Records to use =
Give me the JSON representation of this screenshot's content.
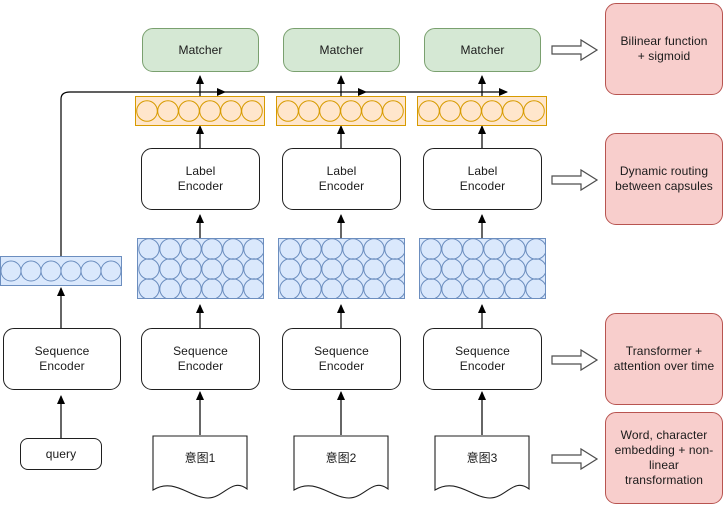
{
  "diagram": {
    "title": "Intent matching network architecture",
    "colors": {
      "matcher_fill": "#d5e8d4",
      "matcher_stroke": "#7aa06f",
      "annotation_fill": "#f8cecc",
      "annotation_stroke": "#b85450",
      "capsule_blue_fill": "#dae8fc",
      "capsule_blue_stroke": "#6c8ebf",
      "capsule_orange_fill": "#ffe6cc",
      "capsule_orange_stroke": "#d79b00",
      "box_fill": "#ffffff",
      "box_stroke": "#1f1f1f",
      "edge_color": "#000000",
      "text_color": "#1a1a1a"
    },
    "matchers": [
      {
        "label": "Matcher"
      },
      {
        "label": "Matcher"
      },
      {
        "label": "Matcher"
      }
    ],
    "label_encoders": [
      {
        "line1": "Label",
        "line2": "Encoder"
      },
      {
        "line1": "Label",
        "line2": "Encoder"
      },
      {
        "line1": "Label",
        "line2": "Encoder"
      }
    ],
    "sequence_encoders": [
      {
        "line1": "Sequence",
        "line2": "Encoder"
      },
      {
        "line1": "Sequence",
        "line2": "Encoder"
      },
      {
        "line1": "Sequence",
        "line2": "Encoder"
      },
      {
        "line1": "Sequence",
        "line2": "Encoder"
      }
    ],
    "query_box": {
      "label": "query"
    },
    "documents": [
      {
        "label": "意图1"
      },
      {
        "label": "意图2"
      },
      {
        "label": "意图3"
      }
    ],
    "capsule_layers": {
      "query_vector": {
        "rows": 1,
        "cols": 6,
        "color": "blue"
      },
      "token_capsules": {
        "rows": 3,
        "cols": 6,
        "color": "blue"
      },
      "label_capsules": {
        "rows": 1,
        "cols": 6,
        "color": "orange"
      }
    },
    "annotations": [
      {
        "line1": "Bilinear function",
        "line2": "+ sigmoid",
        "line3": ""
      },
      {
        "line1": "Dynamic routing",
        "line2": "between capsules",
        "line3": ""
      },
      {
        "line1": "Transformer +",
        "line2": "attention over time",
        "line3": ""
      },
      {
        "line1": "Word, character",
        "line2": "embedding + non-",
        "line3": "linear transformation"
      }
    ]
  }
}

Goal of the exercise = Pictures stay out; repeat all the rest of the records exactly.

Result =
Give me the JSON representation of this screenshot's content.
{
  "diagram": {
    "title": "Intent matching network architecture",
    "colors": {
      "matcher_fill": "#d5e8d4",
      "matcher_stroke": "#7aa06f",
      "annotation_fill": "#f8cecc",
      "annotation_stroke": "#b85450",
      "capsule_blue_fill": "#dae8fc",
      "capsule_blue_stroke": "#6c8ebf",
      "capsule_orange_fill": "#ffe6cc",
      "capsule_orange_stroke": "#d79b00",
      "box_fill": "#ffffff",
      "box_stroke": "#1f1f1f",
      "edge_color": "#000000",
      "text_color": "#1a1a1a"
    },
    "matchers": [
      {
        "label": "Matcher"
      },
      {
        "label": "Matcher"
      },
      {
        "label": "Matcher"
      }
    ],
    "label_encoders": [
      {
        "line1": "Label",
        "line2": "Encoder"
      },
      {
        "line1": "Label",
        "line2": "Encoder"
      },
      {
        "line1": "Label",
        "line2": "Encoder"
      }
    ],
    "sequence_encoders": [
      {
        "line1": "Sequence",
        "line2": "Encoder"
      },
      {
        "line1": "Sequence",
        "line2": "Encoder"
      },
      {
        "line1": "Sequence",
        "line2": "Encoder"
      },
      {
        "line1": "Sequence",
        "line2": "Encoder"
      }
    ],
    "query_box": {
      "label": "query"
    },
    "documents": [
      {
        "label": "意图1"
      },
      {
        "label": "意图2"
      },
      {
        "label": "意图3"
      }
    ],
    "capsule_layers": {
      "query_vector": {
        "rows": 1,
        "cols": 6,
        "color": "blue"
      },
      "token_capsules": {
        "rows": 3,
        "cols": 6,
        "color": "blue"
      },
      "label_capsules": {
        "rows": 1,
        "cols": 6,
        "color": "orange"
      }
    },
    "annotations": [
      {
        "line1": "Bilinear function",
        "line2": "+ sigmoid",
        "line3": ""
      },
      {
        "line1": "Dynamic routing",
        "line2": "between capsules",
        "line3": ""
      },
      {
        "line1": "Transformer +",
        "line2": "attention over time",
        "line3": ""
      },
      {
        "line1": "Word, character",
        "line2": "embedding + non-",
        "line3": "linear transformation"
      }
    ]
  }
}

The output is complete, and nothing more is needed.